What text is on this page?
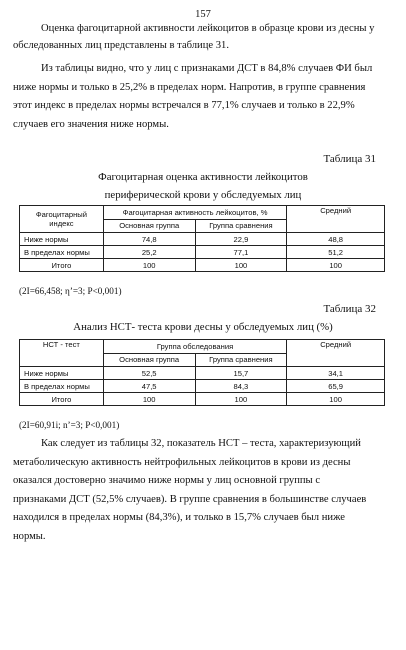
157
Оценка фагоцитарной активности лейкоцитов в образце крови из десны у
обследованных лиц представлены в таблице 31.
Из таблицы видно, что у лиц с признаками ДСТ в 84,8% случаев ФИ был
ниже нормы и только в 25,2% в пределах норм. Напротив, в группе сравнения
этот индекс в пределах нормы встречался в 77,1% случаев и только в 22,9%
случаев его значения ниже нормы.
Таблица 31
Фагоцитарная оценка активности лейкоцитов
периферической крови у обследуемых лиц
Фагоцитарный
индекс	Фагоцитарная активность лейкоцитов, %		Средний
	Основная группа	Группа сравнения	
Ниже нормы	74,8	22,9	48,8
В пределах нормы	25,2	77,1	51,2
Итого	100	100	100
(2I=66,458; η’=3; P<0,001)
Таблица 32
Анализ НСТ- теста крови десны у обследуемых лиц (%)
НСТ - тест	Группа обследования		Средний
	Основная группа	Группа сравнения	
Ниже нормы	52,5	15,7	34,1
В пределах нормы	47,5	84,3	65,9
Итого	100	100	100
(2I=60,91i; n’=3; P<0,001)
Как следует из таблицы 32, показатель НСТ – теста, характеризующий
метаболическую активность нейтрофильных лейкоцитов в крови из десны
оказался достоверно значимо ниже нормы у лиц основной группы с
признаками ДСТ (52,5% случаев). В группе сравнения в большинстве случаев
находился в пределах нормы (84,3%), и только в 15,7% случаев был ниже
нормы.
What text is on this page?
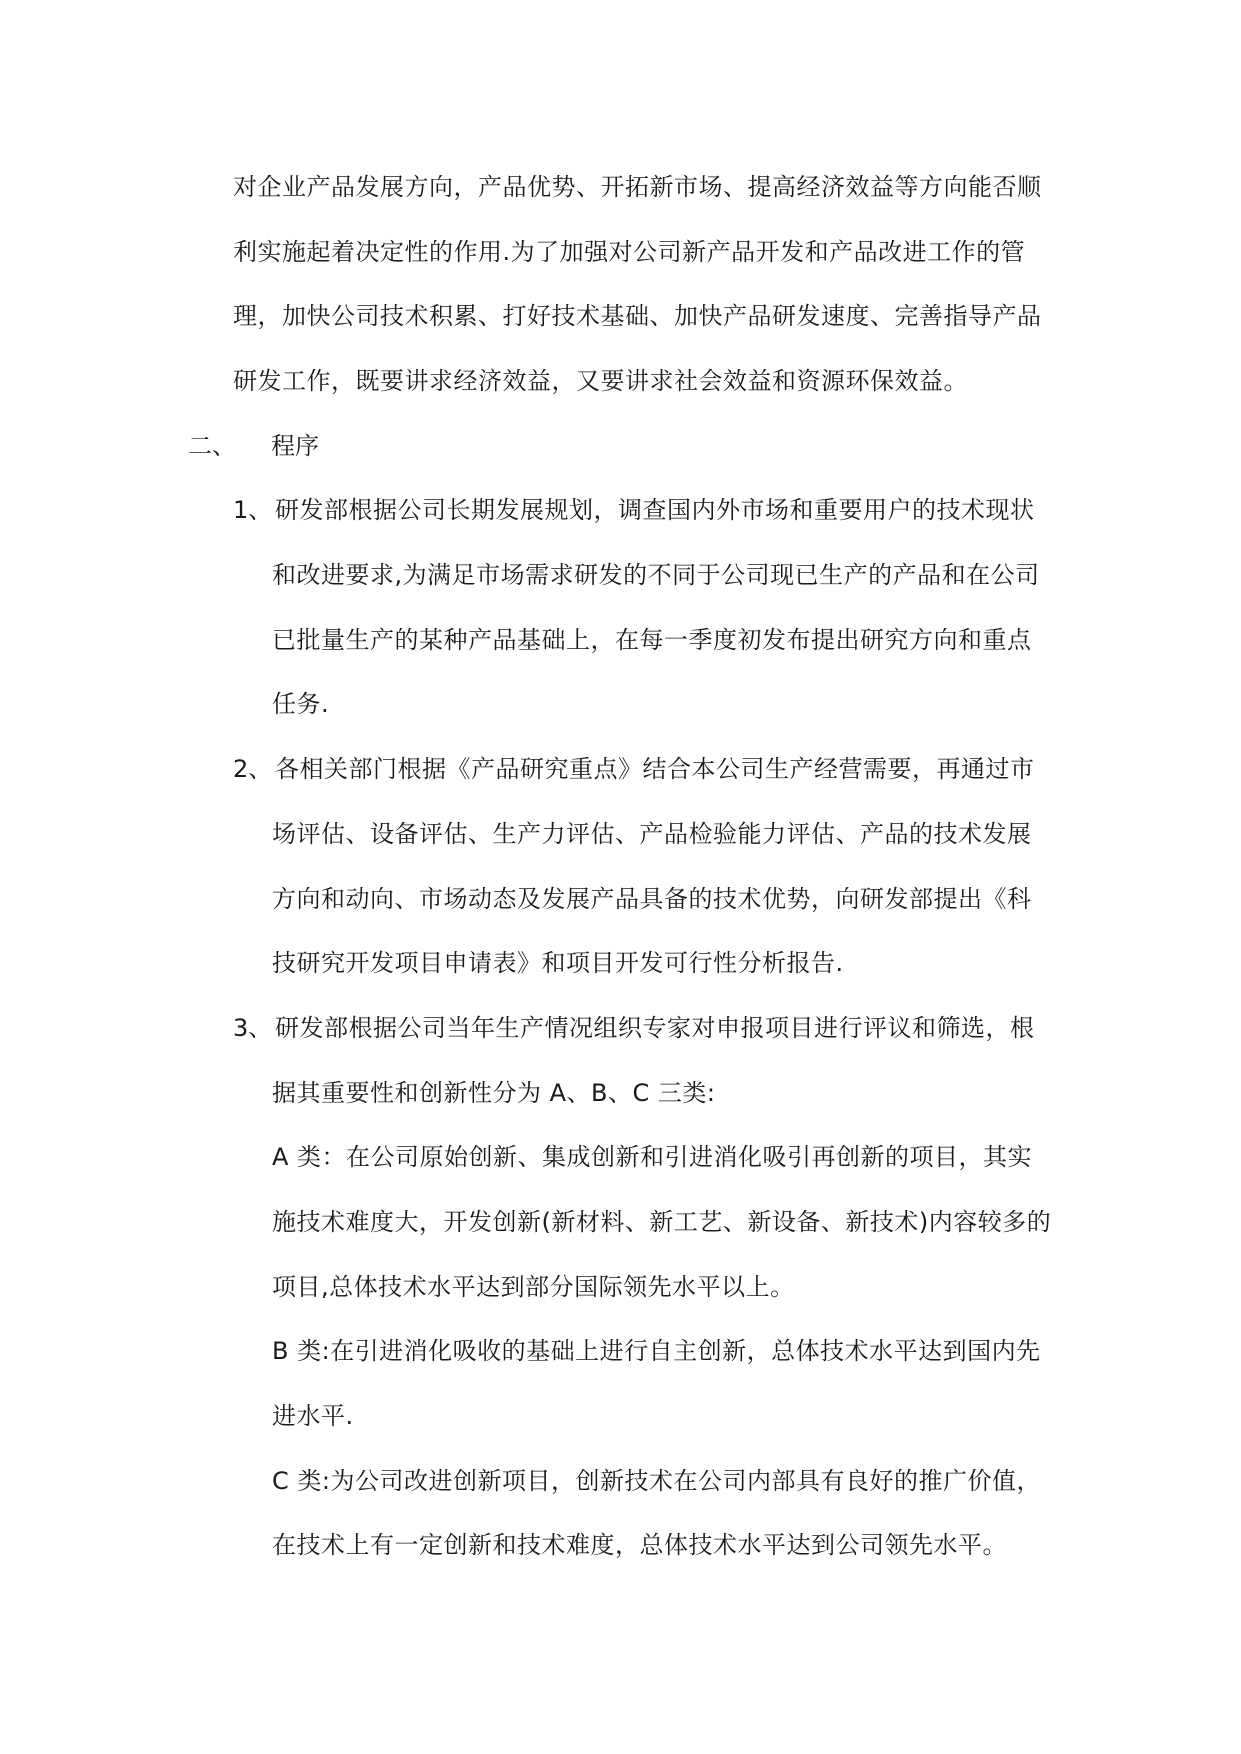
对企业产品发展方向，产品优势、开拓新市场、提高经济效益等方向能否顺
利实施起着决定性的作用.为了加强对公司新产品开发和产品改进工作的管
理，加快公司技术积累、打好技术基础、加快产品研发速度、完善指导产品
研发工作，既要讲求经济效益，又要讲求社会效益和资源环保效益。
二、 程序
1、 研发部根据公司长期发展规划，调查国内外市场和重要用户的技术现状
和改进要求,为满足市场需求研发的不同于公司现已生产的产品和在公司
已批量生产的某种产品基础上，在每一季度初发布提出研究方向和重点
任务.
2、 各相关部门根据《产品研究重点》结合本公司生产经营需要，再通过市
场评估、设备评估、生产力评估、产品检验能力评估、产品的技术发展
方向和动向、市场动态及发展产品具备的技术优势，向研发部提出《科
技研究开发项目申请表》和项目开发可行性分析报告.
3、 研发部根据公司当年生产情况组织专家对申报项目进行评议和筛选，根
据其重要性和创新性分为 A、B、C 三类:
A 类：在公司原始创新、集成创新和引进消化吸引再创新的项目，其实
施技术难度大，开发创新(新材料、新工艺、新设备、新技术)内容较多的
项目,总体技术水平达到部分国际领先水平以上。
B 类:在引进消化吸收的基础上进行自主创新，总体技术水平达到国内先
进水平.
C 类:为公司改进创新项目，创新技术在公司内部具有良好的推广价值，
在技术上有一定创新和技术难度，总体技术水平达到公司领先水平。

□ □ □

*Problem to work on*
Images in the records should not be copied. Repeat all the rest exactly.

*Correct answer*
What text is on this page?
157
Оценка фагоцитарной активности лейкоцитов в образце крови из десны у
обследованных лиц представлены в таблице 31.
Из таблицы видно, что у лиц с признаками ДСТ в 84,8% случаев ФИ был
ниже нормы и только в 25,2% в пределах норм. Напротив, в группе сравнения
этот индекс в пределах нормы встречался в 77,1% случаев и только в 22,9%
случаев его значения ниже нормы.
Таблица 31
Фагоцитарная оценка активности лейкоцитов
периферической крови у обследуемых лиц
Фагоцитарный
индекс	Фагоцитарная активность лейкоцитов, %		Средний
	Основная группа	Группа сравнения	
Ниже нормы	74,8	22,9	48,8
В пределах нормы	25,2	77,1	51,2
Итого	100	100	100
(2I=66,458; η’=3; P<0,001)
Таблица 32
Анализ НСТ- теста крови десны у обследуемых лиц (%)
НСТ - тест	Группа обследования		Средний
	Основная группа	Группа сравнения	
Ниже нормы	52,5	15,7	34,1
В пределах нормы	47,5	84,3	65,9
Итого	100	100	100
(2I=60,91i; n’=3; P<0,001)
Как следует из таблицы 32, показатель НСТ – теста, характеризующий
метаболическую активность нейтрофильных лейкоцитов в крови из десны
оказался достоверно значимо ниже нормы у лиц основной группы с
признаками ДСТ (52,5% случаев). В группе сравнения в большинстве случаев
находился в пределах нормы (84,3%), и только в 15,7% случаев был ниже
нормы.
What text is on this page?
对企业产品发展方向，产品优势、开拓新市场、提高经济效益等方向能否顺
利实施起着决定性的作用.为了加强对公司新产品开发和产品改进工作的管
理，加快公司技术积累、打好技术基础、加快产品研发速度、完善指导产品
研发工作，既要讲求经济效益，又要讲求社会效益和资源环保效益。
二、 程序
1、 研发部根据公司长期发展规划，调查国内外市场和重要用户的技术现状
和改进要求,为满足市场需求研发的不同于公司现已生产的产品和在公司
已批量生产的某种产品基础上，在每一季度初发布提出研究方向和重点
任务.
2、 各相关部门根据《产品研究重点》结合本公司生产经营需要，再通过市
场评估、设备评估、生产力评估、产品检验能力评估、产品的技术发展
方向和动向、市场动态及发展产品具备的技术优势，向研发部提出《科
技研究开发项目申请表》和项目开发可行性分析报告.
3、 研发部根据公司当年生产情况组织专家对申报项目进行评议和筛选，根
据其重要性和创新性分为 A、B、C 三类:
A 类：在公司原始创新、集成创新和引进消化吸引再创新的项目，其实
施技术难度大，开发创新(新材料、新工艺、新设备、新技术)内容较多的
项目,总体技术水平达到部分国际领先水平以上。
B 类:在引进消化吸收的基础上进行自主创新，总体技术水平达到国内先
进水平.
C 类:为公司改进创新项目，创新技术在公司内部具有良好的推广价值，
在技术上有一定创新和技术难度，总体技术水平达到公司领先水平。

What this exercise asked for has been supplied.